> **Direction**
Type out all the records word for word. Any pictures are to be left out.

Dataset records:
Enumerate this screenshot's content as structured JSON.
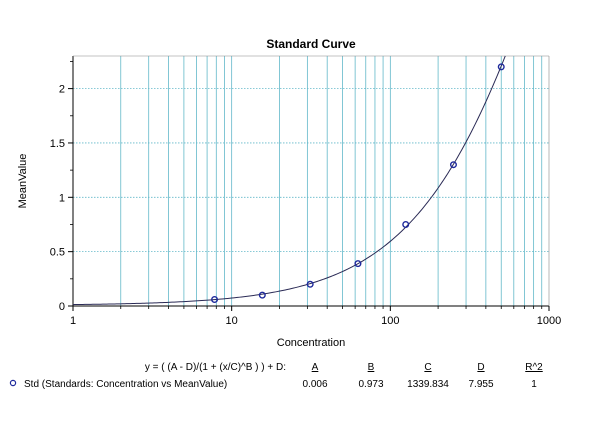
{
  "chart_data": {
    "type": "scatter",
    "title": "Standard Curve",
    "xlabel": "Concentration",
    "ylabel": "MeanValue",
    "xscale": "log",
    "xlim": [
      1,
      1000
    ],
    "ylim": [
      0,
      2.3
    ],
    "grid": true,
    "x_ticks": [
      1,
      10,
      100,
      1000
    ],
    "x_tick_labels": [
      "1",
      "10",
      "100",
      "1000"
    ],
    "y_ticks": [
      0,
      0.5,
      1,
      1.5,
      2
    ],
    "y_tick_labels": [
      "0",
      "0.5",
      "1",
      "1.5",
      "2"
    ],
    "series": [
      {
        "name": "Std (Standards: Concentration vs MeanValue)",
        "x": [
          7.8,
          15.6,
          31.25,
          62.5,
          125,
          250,
          500
        ],
        "y": [
          0.06,
          0.1,
          0.2,
          0.39,
          0.75,
          1.3,
          2.2
        ]
      }
    ],
    "fit": {
      "formula": "y = ( (A - D)/(1 + (x/C)^B ) ) + D:",
      "headers": [
        "A",
        "B",
        "C",
        "D",
        "R^2"
      ],
      "values": [
        "0.006",
        "0.973",
        "1339.834",
        "7.955",
        "1"
      ],
      "params": {
        "A": 0.006,
        "B": 0.973,
        "C": 1339.834,
        "D": 7.955
      }
    },
    "colors": {
      "grid": "#62b8c9",
      "curve": "#2a2a55",
      "marker": "#1f2a9c",
      "axis": "#000000"
    }
  }
}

> **Answer to the task**
Enumerate this screenshot's content as structured JSON.
{
  "chart_data": {
    "type": "scatter",
    "title": "Standard Curve",
    "xlabel": "Concentration",
    "ylabel": "MeanValue",
    "xscale": "log",
    "xlim": [
      1,
      1000
    ],
    "ylim": [
      0,
      2.3
    ],
    "grid": true,
    "x_ticks": [
      1,
      10,
      100,
      1000
    ],
    "x_tick_labels": [
      "1",
      "10",
      "100",
      "1000"
    ],
    "y_ticks": [
      0,
      0.5,
      1,
      1.5,
      2
    ],
    "y_tick_labels": [
      "0",
      "0.5",
      "1",
      "1.5",
      "2"
    ],
    "series": [
      {
        "name": "Std (Standards: Concentration vs MeanValue)",
        "x": [
          7.8,
          15.6,
          31.25,
          62.5,
          125,
          250,
          500
        ],
        "y": [
          0.06,
          0.1,
          0.2,
          0.39,
          0.75,
          1.3,
          2.2
        ]
      }
    ],
    "fit": {
      "formula": "y = ( (A - D)/(1 + (x/C)^B ) ) + D:",
      "headers": [
        "A",
        "B",
        "C",
        "D",
        "R^2"
      ],
      "values": [
        "0.006",
        "0.973",
        "1339.834",
        "7.955",
        "1"
      ],
      "params": {
        "A": 0.006,
        "B": 0.973,
        "C": 1339.834,
        "D": 7.955
      }
    },
    "colors": {
      "grid": "#62b8c9",
      "curve": "#2a2a55",
      "marker": "#1f2a9c",
      "axis": "#000000"
    }
  }
}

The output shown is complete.